_Task inputs:_
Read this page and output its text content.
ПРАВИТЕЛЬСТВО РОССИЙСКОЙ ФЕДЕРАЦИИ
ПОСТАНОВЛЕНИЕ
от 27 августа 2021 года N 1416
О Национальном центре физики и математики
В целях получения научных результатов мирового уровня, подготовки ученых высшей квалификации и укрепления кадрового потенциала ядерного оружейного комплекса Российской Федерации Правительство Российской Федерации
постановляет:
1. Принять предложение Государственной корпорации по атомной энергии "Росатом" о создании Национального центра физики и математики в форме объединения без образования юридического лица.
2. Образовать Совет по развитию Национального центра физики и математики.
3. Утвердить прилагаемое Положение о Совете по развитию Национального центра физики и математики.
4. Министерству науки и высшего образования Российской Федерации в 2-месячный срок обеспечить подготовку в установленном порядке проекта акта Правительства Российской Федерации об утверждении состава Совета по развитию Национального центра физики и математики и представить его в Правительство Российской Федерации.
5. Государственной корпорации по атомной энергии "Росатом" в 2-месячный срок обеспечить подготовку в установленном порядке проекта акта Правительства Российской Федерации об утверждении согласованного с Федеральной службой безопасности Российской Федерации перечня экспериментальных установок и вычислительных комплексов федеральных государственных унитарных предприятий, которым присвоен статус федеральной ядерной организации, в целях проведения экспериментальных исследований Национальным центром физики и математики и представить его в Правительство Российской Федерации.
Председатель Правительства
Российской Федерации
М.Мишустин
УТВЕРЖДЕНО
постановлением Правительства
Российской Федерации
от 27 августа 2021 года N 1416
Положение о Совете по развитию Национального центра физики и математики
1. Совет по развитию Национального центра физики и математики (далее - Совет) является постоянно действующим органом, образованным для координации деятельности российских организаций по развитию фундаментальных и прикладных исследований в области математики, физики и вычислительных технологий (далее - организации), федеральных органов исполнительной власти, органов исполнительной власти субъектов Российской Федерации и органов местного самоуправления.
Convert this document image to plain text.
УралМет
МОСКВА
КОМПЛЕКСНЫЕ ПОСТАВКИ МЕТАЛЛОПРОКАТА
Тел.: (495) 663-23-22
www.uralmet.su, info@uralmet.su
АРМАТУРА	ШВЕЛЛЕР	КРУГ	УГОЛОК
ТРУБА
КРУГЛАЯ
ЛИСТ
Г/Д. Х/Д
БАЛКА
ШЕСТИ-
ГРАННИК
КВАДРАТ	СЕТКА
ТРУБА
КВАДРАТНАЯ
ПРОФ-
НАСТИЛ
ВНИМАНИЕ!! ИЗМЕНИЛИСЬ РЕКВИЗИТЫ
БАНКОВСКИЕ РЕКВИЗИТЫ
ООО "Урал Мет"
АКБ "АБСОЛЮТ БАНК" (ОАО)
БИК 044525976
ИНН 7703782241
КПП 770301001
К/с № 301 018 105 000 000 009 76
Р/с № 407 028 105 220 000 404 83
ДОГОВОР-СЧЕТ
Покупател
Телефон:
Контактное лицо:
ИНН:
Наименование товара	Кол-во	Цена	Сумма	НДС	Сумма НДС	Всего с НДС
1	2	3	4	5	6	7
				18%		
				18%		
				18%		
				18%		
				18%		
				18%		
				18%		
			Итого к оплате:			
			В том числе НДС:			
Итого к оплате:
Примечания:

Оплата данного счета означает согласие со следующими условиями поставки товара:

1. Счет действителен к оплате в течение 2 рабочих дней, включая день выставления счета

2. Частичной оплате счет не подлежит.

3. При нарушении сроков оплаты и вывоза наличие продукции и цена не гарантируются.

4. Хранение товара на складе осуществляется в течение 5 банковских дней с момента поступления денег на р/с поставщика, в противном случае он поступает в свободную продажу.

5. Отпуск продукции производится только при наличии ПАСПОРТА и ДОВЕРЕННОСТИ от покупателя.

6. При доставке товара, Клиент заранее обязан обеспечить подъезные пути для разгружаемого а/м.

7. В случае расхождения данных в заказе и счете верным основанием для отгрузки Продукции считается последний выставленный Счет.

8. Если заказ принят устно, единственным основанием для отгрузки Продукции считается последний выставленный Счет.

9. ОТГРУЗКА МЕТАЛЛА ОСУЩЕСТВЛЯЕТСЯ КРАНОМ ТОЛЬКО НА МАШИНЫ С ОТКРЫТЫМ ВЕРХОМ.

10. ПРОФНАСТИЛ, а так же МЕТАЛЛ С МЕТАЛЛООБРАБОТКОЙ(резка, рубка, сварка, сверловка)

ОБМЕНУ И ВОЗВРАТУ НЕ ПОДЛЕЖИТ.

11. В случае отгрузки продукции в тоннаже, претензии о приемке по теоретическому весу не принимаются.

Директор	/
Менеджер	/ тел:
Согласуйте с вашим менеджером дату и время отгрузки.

_Stated problem:_ Return each entry from above without altering a single character.

_Expected answer:_
Read this page and output its text content.
ПРАВИТЕЛЬСТВО РОССИЙСКОЙ ФЕДЕРАЦИИ
ПОСТАНОВЛЕНИЕ
от 27 августа 2021 года N 1416
О Национальном центре физики и математики
В целях получения научных результатов мирового уровня, подготовки ученых высшей квалификации и укрепления кадрового потенциала ядерного оружейного комплекса Российской Федерации Правительство Российской Федерации
постановляет:
1. Принять предложение Государственной корпорации по атомной энергии "Росатом" о создании Национального центра физики и математики в форме объединения без образования юридического лица.
2. Образовать Совет по развитию Национального центра физики и математики.
3. Утвердить прилагаемое Положение о Совете по развитию Национального центра физики и математики.
4. Министерству науки и высшего образования Российской Федерации в 2-месячный срок обеспечить подготовку в установленном порядке проекта акта Правительства Российской Федерации об утверждении состава Совета по развитию Национального центра физики и математики и представить его в Правительство Российской Федерации.
5. Государственной корпорации по атомной энергии "Росатом" в 2-месячный срок обеспечить подготовку в установленном порядке проекта акта Правительства Российской Федерации об утверждении согласованного с Федеральной службой безопасности Российской Федерации перечня экспериментальных установок и вычислительных комплексов федеральных государственных унитарных предприятий, которым присвоен статус федеральной ядерной организации, в целях проведения экспериментальных исследований Национальным центром физики и математики и представить его в Правительство Российской Федерации.
Председатель Правительства
Российской Федерации
М.Мишустин
УТВЕРЖДЕНО
постановлением Правительства
Российской Федерации
от 27 августа 2021 года N 1416
Положение о Совете по развитию Национального центра физики и математики
1. Совет по развитию Национального центра физики и математики (далее - Совет) является постоянно действующим органом, образованным для координации деятельности российских организаций по развитию фундаментальных и прикладных исследований в области математики, физики и вычислительных технологий (далее - организации), федеральных органов исполнительной власти, органов исполнительной власти субъектов Российской Федерации и органов местного самоуправления.
Convert this document image to plain text.
УралМет
МОСКВА
КОМПЛЕКСНЫЕ ПОСТАВКИ МЕТАЛЛОПРОКАТА
Тел.: (495) 663-23-22
www.uralmet.su, info@uralmet.su
АРМАТУРА	ШВЕЛЛЕР	КРУГ	УГОЛОК
ТРУБА
КРУГЛАЯ
ЛИСТ
Г/Д. Х/Д
БАЛКА
ШЕСТИ-
ГРАННИК
КВАДРАТ	СЕТКА
ТРУБА
КВАДРАТНАЯ
ПРОФ-
НАСТИЛ
ВНИМАНИЕ!! ИЗМЕНИЛИСЬ РЕКВИЗИТЫ
БАНКОВСКИЕ РЕКВИЗИТЫ
ООО "Урал Мет"
АКБ "АБСОЛЮТ БАНК" (ОАО)
БИК 044525976
ИНН 7703782241
КПП 770301001
К/с № 301 018 105 000 000 009 76
Р/с № 407 028 105 220 000 404 83
ДОГОВОР-СЧЕТ
Покупател
Телефон:
Контактное лицо:
ИНН:
Наименование товара	Кол-во	Цена	Сумма	НДС	Сумма НДС	Всего с НДС
1	2	3	4	5	6	7
				18%		
				18%		
				18%		
				18%		
				18%		
				18%		
				18%		
			Итого к оплате:			
			В том числе НДС:			
Итого к оплате:
Примечания:

Оплата данного счета означает согласие со следующими условиями поставки товара:

1. Счет действителен к оплате в течение 2 рабочих дней, включая день выставления счета

2. Частичной оплате счет не подлежит.

3. При нарушении сроков оплаты и вывоза наличие продукции и цена не гарантируются.

4. Хранение товара на складе осуществляется в течение 5 банковских дней с момента поступления денег на р/с поставщика, в противном случае он поступает в свободную продажу.

5. Отпуск продукции производится только при наличии ПАСПОРТА и ДОВЕРЕННОСТИ от покупателя.

6. При доставке товара, Клиент заранее обязан обеспечить подъезные пути для разгружаемого а/м.

7. В случае расхождения данных в заказе и счете верным основанием для отгрузки Продукции считается последний выставленный Счет.

8. Если заказ принят устно, единственным основанием для отгрузки Продукции считается последний выставленный Счет.

9. ОТГРУЗКА МЕТАЛЛА ОСУЩЕСТВЛЯЕТСЯ КРАНОМ ТОЛЬКО НА МАШИНЫ С ОТКРЫТЫМ ВЕРХОМ.

10. ПРОФНАСТИЛ, а так же МЕТАЛЛ С МЕТАЛЛООБРАБОТКОЙ(резка, рубка, сварка, сверловка)

ОБМЕНУ И ВОЗВРАТУ НЕ ПОДЛЕЖИТ.

11. В случае отгрузки продукции в тоннаже, претензии о приемке по теоретическому весу не принимаются.

Директор	/
Менеджер	/ тел:
Согласуйте с вашим менеджером дату и время отгрузки.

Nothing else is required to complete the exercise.